> _Exercise_
Will you print the material below without altering a single character?

===============

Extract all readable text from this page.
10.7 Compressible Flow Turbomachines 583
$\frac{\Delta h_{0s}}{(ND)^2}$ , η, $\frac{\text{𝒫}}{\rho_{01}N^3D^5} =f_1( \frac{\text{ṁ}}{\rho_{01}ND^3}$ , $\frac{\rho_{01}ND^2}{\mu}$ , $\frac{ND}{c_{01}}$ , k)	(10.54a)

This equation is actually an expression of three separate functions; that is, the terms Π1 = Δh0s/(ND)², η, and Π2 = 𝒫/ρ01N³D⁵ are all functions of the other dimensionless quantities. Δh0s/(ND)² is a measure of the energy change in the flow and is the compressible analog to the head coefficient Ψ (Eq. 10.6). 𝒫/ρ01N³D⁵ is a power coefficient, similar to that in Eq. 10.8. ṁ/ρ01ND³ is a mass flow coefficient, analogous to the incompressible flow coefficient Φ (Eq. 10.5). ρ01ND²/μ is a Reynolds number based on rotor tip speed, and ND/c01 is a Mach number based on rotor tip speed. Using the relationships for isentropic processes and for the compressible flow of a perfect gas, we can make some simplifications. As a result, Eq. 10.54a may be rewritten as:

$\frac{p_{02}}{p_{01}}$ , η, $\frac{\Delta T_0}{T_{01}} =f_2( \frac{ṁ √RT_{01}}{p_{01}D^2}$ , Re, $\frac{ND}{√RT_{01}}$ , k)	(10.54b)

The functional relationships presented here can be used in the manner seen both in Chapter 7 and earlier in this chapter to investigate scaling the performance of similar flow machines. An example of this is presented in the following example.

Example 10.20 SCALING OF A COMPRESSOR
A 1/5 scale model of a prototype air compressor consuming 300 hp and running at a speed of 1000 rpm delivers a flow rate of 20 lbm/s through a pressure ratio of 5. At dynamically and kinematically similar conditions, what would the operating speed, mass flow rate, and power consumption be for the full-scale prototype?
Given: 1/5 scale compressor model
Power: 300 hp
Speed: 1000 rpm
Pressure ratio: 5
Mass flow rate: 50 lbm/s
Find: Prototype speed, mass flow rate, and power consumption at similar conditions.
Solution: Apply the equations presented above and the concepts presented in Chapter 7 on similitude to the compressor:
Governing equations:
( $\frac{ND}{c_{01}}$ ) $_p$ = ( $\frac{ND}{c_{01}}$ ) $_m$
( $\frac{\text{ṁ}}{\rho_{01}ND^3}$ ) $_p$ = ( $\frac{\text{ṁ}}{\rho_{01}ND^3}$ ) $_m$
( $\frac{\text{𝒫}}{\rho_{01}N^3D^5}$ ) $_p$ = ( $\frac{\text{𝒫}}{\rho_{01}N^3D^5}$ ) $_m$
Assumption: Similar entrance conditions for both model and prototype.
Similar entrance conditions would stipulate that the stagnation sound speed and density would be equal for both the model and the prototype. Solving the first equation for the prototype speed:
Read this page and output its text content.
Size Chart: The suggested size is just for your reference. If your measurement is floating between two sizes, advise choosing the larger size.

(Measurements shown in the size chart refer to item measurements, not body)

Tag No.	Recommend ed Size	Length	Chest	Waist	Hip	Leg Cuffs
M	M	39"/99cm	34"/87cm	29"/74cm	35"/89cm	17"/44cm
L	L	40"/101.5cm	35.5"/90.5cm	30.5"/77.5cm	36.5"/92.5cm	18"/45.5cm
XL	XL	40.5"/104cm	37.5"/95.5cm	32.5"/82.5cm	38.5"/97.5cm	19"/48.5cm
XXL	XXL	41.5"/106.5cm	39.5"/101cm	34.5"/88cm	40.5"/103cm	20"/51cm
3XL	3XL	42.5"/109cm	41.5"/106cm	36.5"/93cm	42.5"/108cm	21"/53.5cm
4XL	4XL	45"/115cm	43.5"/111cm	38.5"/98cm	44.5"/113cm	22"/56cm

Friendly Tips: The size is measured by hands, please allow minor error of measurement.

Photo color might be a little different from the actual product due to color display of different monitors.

===============

> _Problem solution_
Extract all readable text from this page.
10.7 Compressible Flow Turbomachines 583
$\frac{\Delta h_{0s}}{(ND)^2}$ , η, $\frac{\text{𝒫}}{\rho_{01}N^3D^5} =f_1( \frac{\text{ṁ}}{\rho_{01}ND^3}$ , $\frac{\rho_{01}ND^2}{\mu}$ , $\frac{ND}{c_{01}}$ , k)	(10.54a)

This equation is actually an expression of three separate functions; that is, the terms Π1 = Δh0s/(ND)², η, and Π2 = 𝒫/ρ01N³D⁵ are all functions of the other dimensionless quantities. Δh0s/(ND)² is a measure of the energy change in the flow and is the compressible analog to the head coefficient Ψ (Eq. 10.6). 𝒫/ρ01N³D⁵ is a power coefficient, similar to that in Eq. 10.8. ṁ/ρ01ND³ is a mass flow coefficient, analogous to the incompressible flow coefficient Φ (Eq. 10.5). ρ01ND²/μ is a Reynolds number based on rotor tip speed, and ND/c01 is a Mach number based on rotor tip speed. Using the relationships for isentropic processes and for the compressible flow of a perfect gas, we can make some simplifications. As a result, Eq. 10.54a may be rewritten as:

$\frac{p_{02}}{p_{01}}$ , η, $\frac{\Delta T_0}{T_{01}} =f_2( \frac{ṁ √RT_{01}}{p_{01}D^2}$ , Re, $\frac{ND}{√RT_{01}}$ , k)	(10.54b)

The functional relationships presented here can be used in the manner seen both in Chapter 7 and earlier in this chapter to investigate scaling the performance of similar flow machines. An example of this is presented in the following example.

Example 10.20 SCALING OF A COMPRESSOR
A 1/5 scale model of a prototype air compressor consuming 300 hp and running at a speed of 1000 rpm delivers a flow rate of 20 lbm/s through a pressure ratio of 5. At dynamically and kinematically similar conditions, what would the operating speed, mass flow rate, and power consumption be for the full-scale prototype?
Given: 1/5 scale compressor model
Power: 300 hp
Speed: 1000 rpm
Pressure ratio: 5
Mass flow rate: 50 lbm/s
Find: Prototype speed, mass flow rate, and power consumption at similar conditions.
Solution: Apply the equations presented above and the concepts presented in Chapter 7 on similitude to the compressor:
Governing equations:
( $\frac{ND}{c_{01}}$ ) $_p$ = ( $\frac{ND}{c_{01}}$ ) $_m$
( $\frac{\text{ṁ}}{\rho_{01}ND^3}$ ) $_p$ = ( $\frac{\text{ṁ}}{\rho_{01}ND^3}$ ) $_m$
( $\frac{\text{𝒫}}{\rho_{01}N^3D^5}$ ) $_p$ = ( $\frac{\text{𝒫}}{\rho_{01}N^3D^5}$ ) $_m$
Assumption: Similar entrance conditions for both model and prototype.
Similar entrance conditions would stipulate that the stagnation sound speed and density would be equal for both the model and the prototype. Solving the first equation for the prototype speed:
Read this page and output its text content.
Size Chart: The suggested size is just for your reference. If your measurement is floating between two sizes, advise choosing the larger size.

(Measurements shown in the size chart refer to item measurements, not body)

Tag No.	Recommend ed Size	Length	Chest	Waist	Hip	Leg Cuffs
M	M	39"/99cm	34"/87cm	29"/74cm	35"/89cm	17"/44cm
L	L	40"/101.5cm	35.5"/90.5cm	30.5"/77.5cm	36.5"/92.5cm	18"/45.5cm
XL	XL	40.5"/104cm	37.5"/95.5cm	32.5"/82.5cm	38.5"/97.5cm	19"/48.5cm
XXL	XXL	41.5"/106.5cm	39.5"/101cm	34.5"/88cm	40.5"/103cm	20"/51cm
3XL	3XL	42.5"/109cm	41.5"/106cm	36.5"/93cm	42.5"/108cm	21"/53.5cm
4XL	4XL	45"/115cm	43.5"/111cm	38.5"/98cm	44.5"/113cm	22"/56cm

Friendly Tips: The size is measured by hands, please allow minor error of measurement.

Photo color might be a little different from the actual product due to color display of different monitors.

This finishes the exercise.